In the material below, list every line carrying the string "name".

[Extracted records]
• • • • •

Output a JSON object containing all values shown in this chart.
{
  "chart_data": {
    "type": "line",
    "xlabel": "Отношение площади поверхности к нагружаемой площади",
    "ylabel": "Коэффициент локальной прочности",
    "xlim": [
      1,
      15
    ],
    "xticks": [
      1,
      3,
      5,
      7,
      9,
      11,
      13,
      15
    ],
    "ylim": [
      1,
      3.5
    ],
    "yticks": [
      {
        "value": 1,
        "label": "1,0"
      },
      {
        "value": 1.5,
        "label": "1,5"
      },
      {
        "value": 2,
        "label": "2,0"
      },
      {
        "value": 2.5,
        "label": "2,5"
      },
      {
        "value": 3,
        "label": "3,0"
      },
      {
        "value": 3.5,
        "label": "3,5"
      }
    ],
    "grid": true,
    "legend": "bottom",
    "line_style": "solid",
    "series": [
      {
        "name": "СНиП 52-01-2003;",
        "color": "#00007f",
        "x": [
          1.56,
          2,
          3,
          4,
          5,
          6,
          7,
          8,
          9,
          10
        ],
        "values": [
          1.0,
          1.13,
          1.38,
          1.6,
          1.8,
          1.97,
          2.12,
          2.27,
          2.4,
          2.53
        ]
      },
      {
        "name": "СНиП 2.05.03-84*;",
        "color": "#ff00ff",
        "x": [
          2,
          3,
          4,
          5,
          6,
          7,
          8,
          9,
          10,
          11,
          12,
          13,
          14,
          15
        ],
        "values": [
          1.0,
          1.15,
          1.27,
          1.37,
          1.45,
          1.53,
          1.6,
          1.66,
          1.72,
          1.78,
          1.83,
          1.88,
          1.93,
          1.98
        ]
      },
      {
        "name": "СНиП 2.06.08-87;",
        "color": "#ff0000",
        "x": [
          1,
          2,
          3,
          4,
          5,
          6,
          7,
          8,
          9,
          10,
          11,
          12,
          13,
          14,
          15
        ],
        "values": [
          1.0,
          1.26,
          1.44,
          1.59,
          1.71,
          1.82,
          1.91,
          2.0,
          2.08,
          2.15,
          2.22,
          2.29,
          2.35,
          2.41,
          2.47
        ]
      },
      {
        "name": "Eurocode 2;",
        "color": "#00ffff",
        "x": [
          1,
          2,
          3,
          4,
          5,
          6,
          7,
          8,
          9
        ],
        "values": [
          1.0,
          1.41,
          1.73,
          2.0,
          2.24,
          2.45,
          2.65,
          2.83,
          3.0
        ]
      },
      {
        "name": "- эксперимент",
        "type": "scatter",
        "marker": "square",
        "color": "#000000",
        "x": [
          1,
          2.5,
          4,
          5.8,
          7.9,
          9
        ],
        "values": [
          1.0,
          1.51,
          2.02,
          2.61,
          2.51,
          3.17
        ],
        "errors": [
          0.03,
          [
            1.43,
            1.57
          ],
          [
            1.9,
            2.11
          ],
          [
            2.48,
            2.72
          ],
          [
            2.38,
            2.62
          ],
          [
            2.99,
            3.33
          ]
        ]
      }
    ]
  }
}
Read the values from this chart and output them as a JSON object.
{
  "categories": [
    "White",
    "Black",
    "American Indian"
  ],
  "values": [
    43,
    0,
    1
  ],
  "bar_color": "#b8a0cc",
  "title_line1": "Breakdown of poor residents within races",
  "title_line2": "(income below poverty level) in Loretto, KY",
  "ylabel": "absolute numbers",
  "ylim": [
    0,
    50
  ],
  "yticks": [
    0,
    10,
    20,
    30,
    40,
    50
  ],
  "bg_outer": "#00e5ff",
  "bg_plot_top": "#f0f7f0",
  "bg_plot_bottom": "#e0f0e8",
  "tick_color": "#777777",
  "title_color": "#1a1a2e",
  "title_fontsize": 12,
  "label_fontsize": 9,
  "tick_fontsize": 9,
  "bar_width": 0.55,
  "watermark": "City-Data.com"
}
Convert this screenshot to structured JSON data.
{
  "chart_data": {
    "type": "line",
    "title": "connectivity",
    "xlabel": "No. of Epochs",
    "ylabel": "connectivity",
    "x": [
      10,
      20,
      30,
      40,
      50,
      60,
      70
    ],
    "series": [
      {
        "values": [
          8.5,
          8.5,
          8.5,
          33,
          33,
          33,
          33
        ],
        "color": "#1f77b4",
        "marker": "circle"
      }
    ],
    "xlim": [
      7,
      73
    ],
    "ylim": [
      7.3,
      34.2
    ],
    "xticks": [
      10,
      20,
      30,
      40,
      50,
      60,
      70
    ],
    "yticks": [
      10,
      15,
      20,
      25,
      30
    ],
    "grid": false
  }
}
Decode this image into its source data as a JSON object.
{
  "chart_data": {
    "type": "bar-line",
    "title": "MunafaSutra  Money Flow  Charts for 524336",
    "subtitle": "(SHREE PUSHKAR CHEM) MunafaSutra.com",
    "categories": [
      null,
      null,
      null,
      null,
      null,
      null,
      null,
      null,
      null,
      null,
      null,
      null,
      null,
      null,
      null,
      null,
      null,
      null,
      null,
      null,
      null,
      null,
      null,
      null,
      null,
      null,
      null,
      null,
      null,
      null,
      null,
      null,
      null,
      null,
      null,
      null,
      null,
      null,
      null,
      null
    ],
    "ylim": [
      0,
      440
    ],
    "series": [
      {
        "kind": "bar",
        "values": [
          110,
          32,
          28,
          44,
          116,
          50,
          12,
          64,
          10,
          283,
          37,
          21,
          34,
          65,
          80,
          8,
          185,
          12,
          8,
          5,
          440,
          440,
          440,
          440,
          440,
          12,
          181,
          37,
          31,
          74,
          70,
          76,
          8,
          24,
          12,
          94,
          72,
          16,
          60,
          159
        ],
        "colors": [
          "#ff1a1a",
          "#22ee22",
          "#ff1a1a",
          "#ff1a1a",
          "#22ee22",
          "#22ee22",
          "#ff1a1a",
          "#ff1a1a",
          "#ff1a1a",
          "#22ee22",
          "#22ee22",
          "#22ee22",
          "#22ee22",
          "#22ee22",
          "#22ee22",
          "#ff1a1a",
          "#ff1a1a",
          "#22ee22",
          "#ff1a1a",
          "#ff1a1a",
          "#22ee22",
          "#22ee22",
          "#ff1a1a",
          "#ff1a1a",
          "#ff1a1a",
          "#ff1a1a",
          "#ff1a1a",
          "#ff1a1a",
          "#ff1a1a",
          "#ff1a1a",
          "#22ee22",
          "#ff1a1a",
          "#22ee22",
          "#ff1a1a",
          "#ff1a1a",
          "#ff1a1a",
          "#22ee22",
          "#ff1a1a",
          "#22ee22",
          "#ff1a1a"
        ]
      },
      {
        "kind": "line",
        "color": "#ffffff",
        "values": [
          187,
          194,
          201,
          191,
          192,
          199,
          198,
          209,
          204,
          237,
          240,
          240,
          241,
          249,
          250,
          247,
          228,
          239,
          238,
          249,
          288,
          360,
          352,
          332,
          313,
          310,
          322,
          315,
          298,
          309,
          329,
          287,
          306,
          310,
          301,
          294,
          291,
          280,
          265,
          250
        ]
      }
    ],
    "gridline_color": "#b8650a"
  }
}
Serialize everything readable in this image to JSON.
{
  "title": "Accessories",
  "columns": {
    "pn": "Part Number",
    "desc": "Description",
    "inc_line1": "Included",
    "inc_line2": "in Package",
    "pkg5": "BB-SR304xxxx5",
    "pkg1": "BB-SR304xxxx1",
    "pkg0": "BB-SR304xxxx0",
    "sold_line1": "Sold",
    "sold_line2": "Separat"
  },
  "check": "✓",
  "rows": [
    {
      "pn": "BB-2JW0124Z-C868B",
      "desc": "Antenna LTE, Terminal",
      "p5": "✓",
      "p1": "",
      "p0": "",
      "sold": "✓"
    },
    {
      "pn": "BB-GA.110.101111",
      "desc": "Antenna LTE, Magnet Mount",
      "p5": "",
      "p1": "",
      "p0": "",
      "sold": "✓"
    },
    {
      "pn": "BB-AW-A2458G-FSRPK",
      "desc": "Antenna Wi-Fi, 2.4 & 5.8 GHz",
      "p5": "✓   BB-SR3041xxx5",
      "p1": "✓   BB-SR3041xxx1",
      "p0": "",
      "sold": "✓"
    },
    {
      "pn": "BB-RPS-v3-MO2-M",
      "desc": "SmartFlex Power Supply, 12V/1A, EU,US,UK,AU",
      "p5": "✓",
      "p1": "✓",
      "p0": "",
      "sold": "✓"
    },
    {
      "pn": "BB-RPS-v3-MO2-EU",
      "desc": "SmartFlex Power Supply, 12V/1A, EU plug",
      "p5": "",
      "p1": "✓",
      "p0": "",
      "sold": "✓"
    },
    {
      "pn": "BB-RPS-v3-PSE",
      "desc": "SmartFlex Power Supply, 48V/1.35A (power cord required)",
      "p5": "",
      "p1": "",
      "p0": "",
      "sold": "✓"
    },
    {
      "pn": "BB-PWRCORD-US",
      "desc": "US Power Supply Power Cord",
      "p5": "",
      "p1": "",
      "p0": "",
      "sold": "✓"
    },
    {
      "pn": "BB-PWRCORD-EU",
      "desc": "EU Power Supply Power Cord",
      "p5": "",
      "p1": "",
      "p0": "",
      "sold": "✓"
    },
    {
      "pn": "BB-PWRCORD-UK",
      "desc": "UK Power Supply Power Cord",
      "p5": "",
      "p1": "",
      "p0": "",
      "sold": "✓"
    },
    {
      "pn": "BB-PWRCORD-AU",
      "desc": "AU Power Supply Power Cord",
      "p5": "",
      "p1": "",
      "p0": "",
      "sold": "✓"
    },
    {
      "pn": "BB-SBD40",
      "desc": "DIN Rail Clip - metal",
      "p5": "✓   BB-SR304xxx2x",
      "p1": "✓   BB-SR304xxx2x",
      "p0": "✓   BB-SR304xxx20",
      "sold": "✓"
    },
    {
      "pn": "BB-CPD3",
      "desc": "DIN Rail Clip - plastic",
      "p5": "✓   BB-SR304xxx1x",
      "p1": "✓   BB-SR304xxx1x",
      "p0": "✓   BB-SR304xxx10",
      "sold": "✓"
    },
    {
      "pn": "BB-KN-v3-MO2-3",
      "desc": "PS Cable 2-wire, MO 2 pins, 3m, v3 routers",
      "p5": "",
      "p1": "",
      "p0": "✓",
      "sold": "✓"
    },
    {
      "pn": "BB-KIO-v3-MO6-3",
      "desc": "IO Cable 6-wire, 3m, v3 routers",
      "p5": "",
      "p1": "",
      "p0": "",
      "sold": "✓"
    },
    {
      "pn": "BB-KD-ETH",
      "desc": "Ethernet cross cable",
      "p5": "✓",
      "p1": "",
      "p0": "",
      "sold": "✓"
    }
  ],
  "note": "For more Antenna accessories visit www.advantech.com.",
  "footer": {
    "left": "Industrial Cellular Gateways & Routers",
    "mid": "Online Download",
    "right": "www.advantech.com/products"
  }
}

• • • • •

ANSWER BELOW
        "name": "СНиП 52-01-2003;",
        "name": "СНиП 2.05.03-84*;",
        "name": "СНиП 2.06.08-87;",
        "name": "Eurocode 2;",
        "name": "- эксперимент",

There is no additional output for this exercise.